** begin MATERIAL PROVIDED **

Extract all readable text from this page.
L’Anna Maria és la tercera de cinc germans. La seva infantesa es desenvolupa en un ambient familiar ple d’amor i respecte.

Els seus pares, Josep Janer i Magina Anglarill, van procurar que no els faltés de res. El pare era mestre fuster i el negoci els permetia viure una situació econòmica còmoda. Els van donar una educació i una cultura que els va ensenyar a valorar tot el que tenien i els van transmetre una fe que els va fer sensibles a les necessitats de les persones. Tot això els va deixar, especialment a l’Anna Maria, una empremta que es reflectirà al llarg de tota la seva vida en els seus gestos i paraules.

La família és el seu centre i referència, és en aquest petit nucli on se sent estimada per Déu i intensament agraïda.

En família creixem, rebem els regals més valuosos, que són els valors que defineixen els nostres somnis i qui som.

** end MATERIAL PROVIDED **
** begin MATERIAL PROVIDED **

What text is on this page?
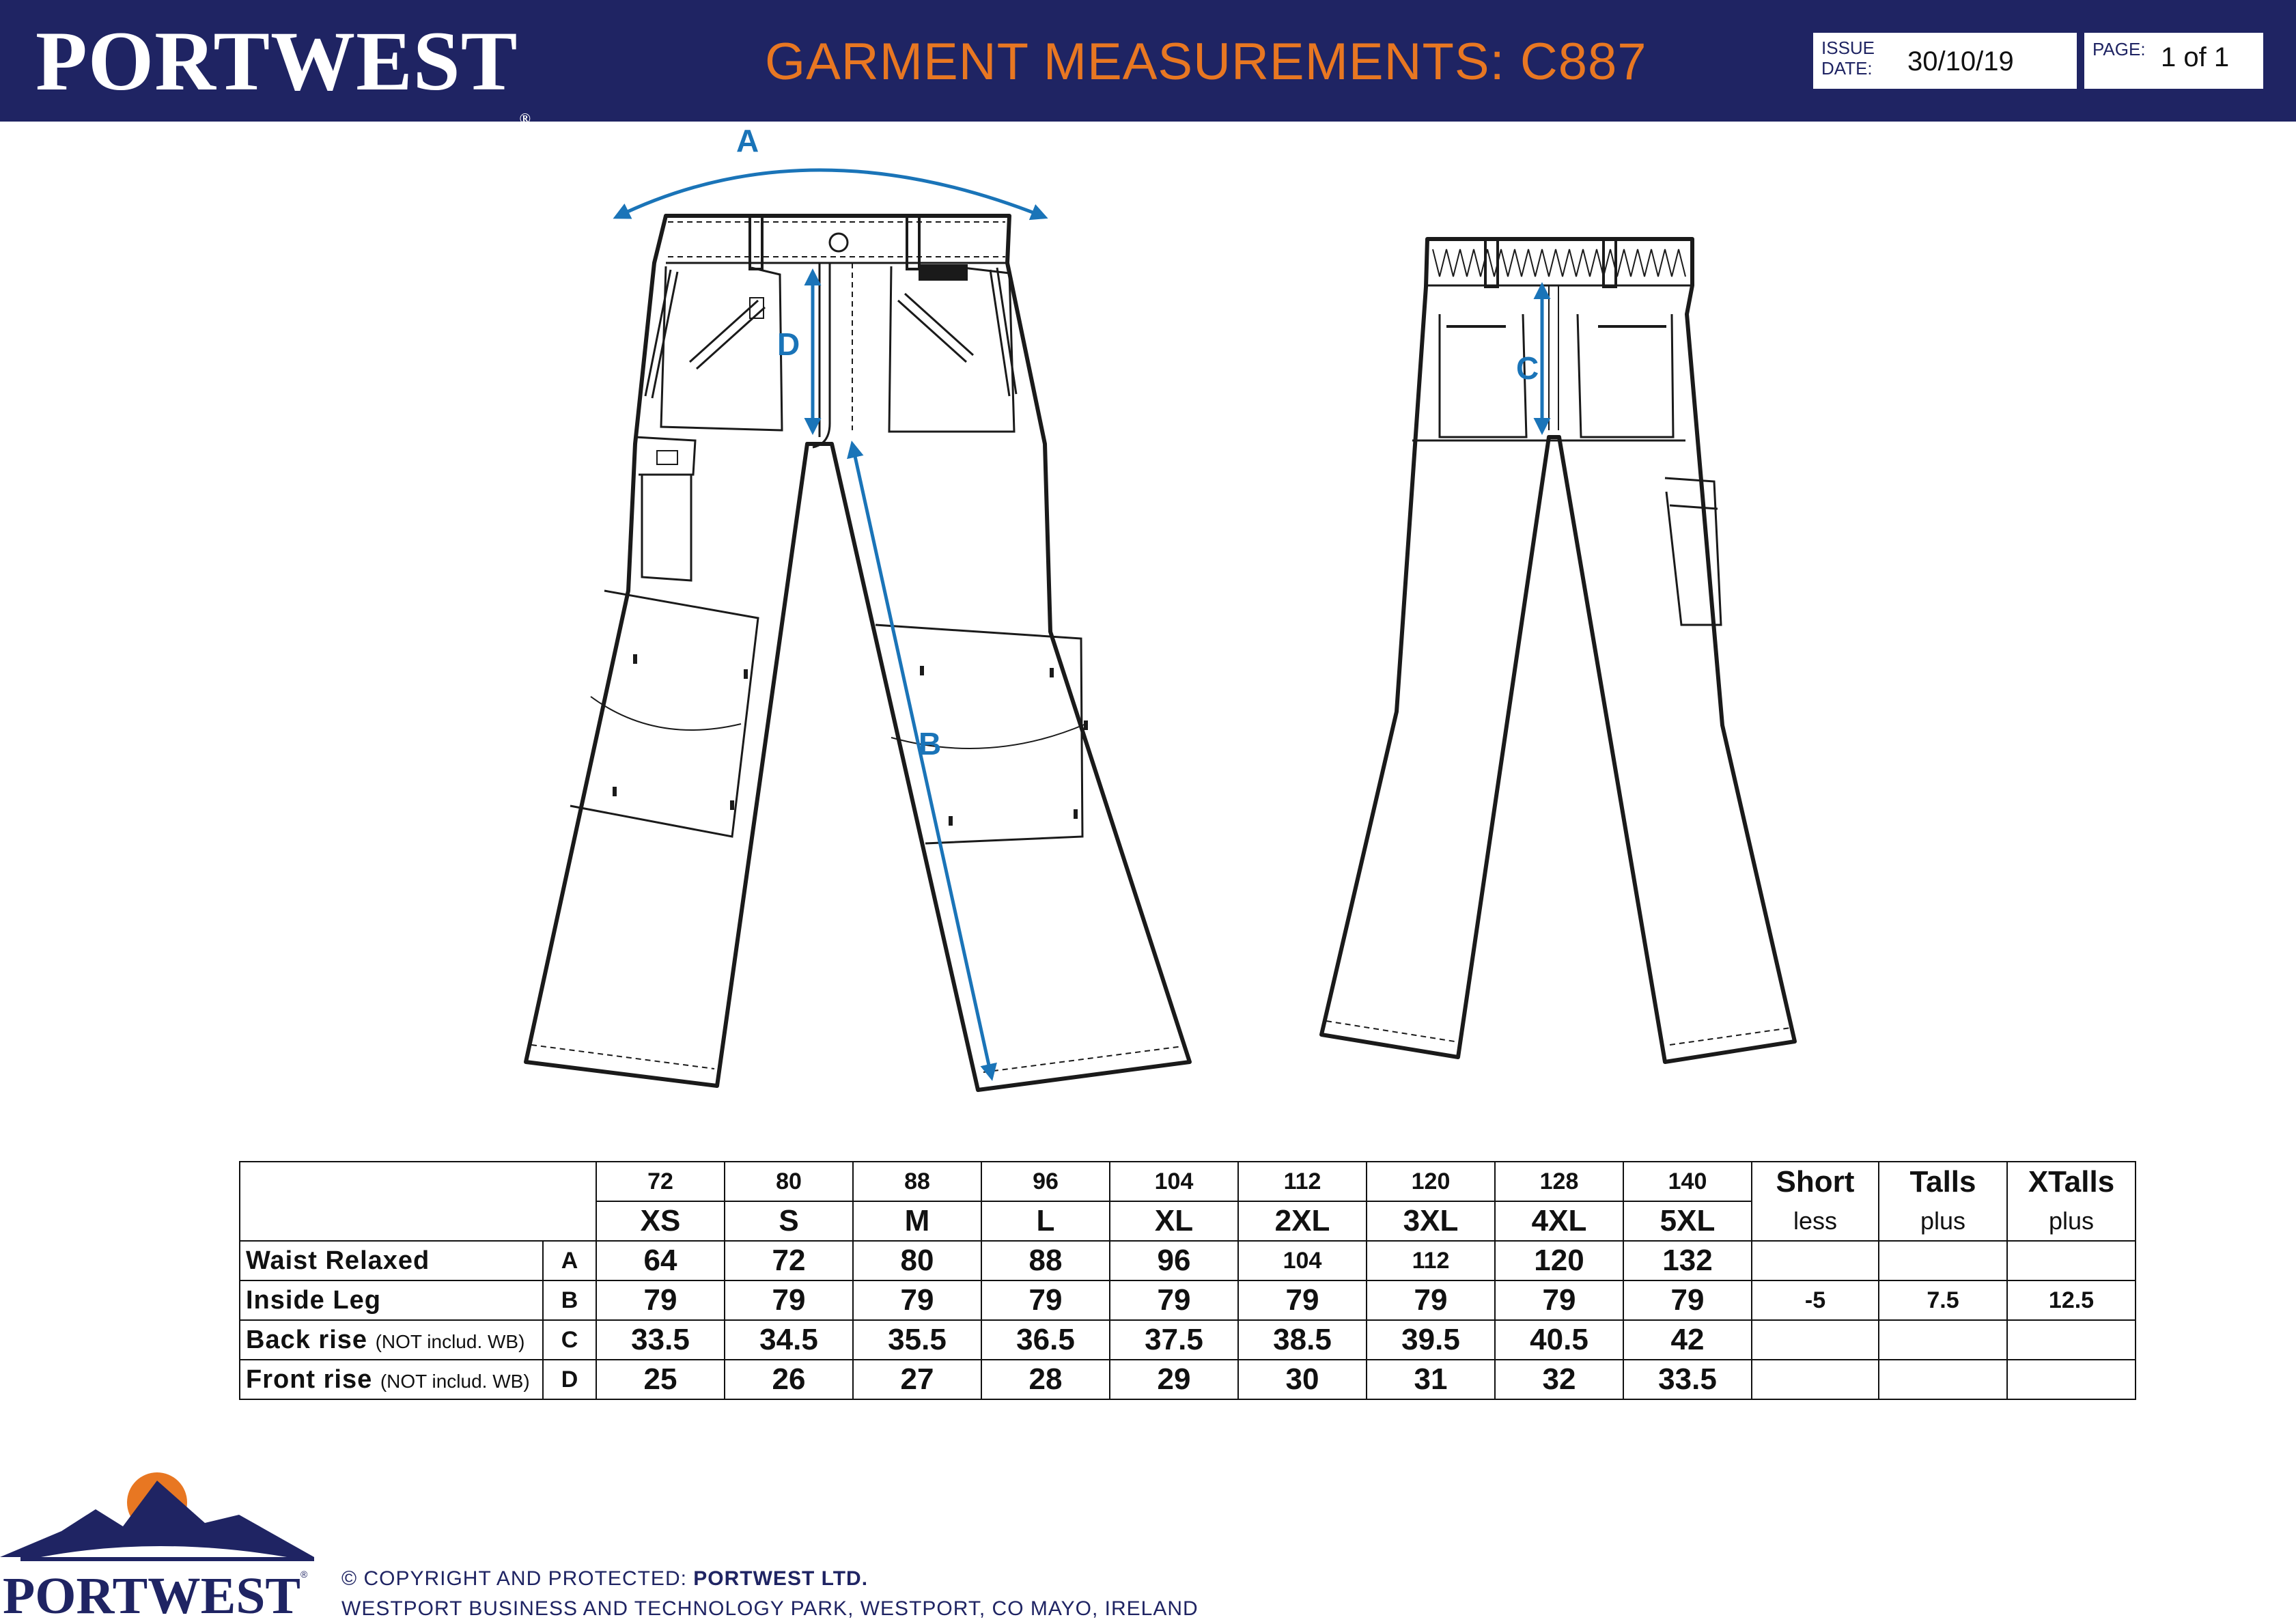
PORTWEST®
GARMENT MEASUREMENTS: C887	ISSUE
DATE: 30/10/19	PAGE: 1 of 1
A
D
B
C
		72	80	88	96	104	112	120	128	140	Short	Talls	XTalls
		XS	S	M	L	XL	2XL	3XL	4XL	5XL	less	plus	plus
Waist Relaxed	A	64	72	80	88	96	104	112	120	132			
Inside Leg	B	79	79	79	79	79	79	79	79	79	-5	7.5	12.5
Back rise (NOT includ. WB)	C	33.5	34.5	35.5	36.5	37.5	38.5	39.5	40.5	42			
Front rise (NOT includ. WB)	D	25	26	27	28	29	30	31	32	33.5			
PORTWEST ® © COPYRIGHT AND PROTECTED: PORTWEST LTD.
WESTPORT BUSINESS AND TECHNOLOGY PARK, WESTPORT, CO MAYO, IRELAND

** end MATERIAL PROVIDED **

■ TASK OBJECTIVE ■
Where a line holds the string "text", copy that line.

■ EXERCISE RESULT ■
Extract all readable text from this page.
What text is on this page?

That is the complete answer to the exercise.